■ Exercise prompt
Count every line that holds the string "intérêt", then give that number alone.

=== Extracted records ===

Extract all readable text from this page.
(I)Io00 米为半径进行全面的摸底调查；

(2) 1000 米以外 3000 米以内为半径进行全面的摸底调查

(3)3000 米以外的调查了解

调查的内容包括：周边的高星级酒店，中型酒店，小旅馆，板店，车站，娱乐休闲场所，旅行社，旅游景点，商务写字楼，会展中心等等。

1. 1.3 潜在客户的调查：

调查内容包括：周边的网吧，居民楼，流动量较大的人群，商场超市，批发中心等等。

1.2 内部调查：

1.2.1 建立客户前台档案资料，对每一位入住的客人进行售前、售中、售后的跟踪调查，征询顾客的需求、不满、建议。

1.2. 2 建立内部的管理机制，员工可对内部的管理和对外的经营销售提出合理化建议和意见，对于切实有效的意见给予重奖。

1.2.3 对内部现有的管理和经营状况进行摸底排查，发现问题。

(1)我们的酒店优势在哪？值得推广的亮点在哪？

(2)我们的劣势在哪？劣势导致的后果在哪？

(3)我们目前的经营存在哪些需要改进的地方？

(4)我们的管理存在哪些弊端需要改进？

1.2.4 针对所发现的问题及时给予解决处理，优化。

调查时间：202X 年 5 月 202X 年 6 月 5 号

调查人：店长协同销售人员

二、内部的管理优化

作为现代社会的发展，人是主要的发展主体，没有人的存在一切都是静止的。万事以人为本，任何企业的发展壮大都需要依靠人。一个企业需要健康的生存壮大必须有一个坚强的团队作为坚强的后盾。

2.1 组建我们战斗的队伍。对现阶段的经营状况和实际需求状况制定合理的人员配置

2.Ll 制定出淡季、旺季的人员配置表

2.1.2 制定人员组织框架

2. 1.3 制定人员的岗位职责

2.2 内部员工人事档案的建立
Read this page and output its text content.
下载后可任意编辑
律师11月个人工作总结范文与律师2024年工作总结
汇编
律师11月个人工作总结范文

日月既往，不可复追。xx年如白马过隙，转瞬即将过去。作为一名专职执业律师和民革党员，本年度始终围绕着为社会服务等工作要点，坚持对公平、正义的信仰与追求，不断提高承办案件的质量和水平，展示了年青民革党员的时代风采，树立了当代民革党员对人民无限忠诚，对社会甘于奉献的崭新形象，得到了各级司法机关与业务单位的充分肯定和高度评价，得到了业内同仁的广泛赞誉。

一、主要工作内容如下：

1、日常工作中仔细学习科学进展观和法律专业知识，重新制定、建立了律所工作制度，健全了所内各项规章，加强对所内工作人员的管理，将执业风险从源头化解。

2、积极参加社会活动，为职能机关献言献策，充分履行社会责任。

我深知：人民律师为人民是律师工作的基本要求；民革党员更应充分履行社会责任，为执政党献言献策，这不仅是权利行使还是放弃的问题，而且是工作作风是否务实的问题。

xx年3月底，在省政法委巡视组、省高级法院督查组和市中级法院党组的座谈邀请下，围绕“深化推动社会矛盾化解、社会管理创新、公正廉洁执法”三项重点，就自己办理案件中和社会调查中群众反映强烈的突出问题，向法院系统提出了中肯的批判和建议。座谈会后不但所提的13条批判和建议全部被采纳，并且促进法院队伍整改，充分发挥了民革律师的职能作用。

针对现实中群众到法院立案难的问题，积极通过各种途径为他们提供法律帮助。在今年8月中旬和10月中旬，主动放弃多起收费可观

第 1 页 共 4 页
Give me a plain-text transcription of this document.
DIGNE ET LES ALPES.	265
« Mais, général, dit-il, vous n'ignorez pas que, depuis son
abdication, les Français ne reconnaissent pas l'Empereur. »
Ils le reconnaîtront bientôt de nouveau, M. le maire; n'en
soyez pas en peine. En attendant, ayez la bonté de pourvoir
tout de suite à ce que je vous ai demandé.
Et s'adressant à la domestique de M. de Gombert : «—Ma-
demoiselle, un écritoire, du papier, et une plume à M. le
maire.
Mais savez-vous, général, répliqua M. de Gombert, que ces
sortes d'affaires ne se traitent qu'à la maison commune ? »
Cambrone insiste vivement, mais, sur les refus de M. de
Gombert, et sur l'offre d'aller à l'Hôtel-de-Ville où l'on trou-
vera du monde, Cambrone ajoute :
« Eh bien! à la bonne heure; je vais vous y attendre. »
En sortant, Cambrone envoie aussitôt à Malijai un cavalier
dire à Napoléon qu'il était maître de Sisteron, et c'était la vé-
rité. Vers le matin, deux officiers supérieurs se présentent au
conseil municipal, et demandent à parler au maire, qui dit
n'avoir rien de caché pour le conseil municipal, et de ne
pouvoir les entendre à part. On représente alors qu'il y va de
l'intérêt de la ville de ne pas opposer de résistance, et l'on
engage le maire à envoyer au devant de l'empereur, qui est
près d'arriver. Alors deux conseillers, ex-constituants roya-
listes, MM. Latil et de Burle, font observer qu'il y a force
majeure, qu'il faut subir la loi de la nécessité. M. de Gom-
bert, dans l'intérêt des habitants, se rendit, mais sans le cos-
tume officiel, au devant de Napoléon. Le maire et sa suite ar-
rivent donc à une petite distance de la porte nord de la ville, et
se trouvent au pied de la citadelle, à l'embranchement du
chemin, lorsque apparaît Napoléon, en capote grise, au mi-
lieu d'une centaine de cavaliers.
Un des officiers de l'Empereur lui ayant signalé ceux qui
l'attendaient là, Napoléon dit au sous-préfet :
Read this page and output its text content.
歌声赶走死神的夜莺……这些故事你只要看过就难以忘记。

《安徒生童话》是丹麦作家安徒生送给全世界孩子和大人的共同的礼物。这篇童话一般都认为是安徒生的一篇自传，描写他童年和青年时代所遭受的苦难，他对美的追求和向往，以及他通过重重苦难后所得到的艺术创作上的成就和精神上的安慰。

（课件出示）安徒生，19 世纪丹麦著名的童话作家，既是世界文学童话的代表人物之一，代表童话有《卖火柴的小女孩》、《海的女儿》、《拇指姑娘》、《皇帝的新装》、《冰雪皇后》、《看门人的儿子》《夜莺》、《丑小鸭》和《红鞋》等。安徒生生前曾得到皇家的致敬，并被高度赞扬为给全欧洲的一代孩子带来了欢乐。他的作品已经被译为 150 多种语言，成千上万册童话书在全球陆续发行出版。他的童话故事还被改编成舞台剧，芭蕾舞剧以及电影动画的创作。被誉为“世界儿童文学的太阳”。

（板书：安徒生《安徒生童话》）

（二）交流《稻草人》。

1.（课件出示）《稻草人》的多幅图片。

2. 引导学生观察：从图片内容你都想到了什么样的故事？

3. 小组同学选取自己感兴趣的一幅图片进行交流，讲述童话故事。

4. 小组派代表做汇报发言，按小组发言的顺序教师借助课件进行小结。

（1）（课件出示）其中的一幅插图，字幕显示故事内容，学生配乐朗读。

===

■ Written answer
2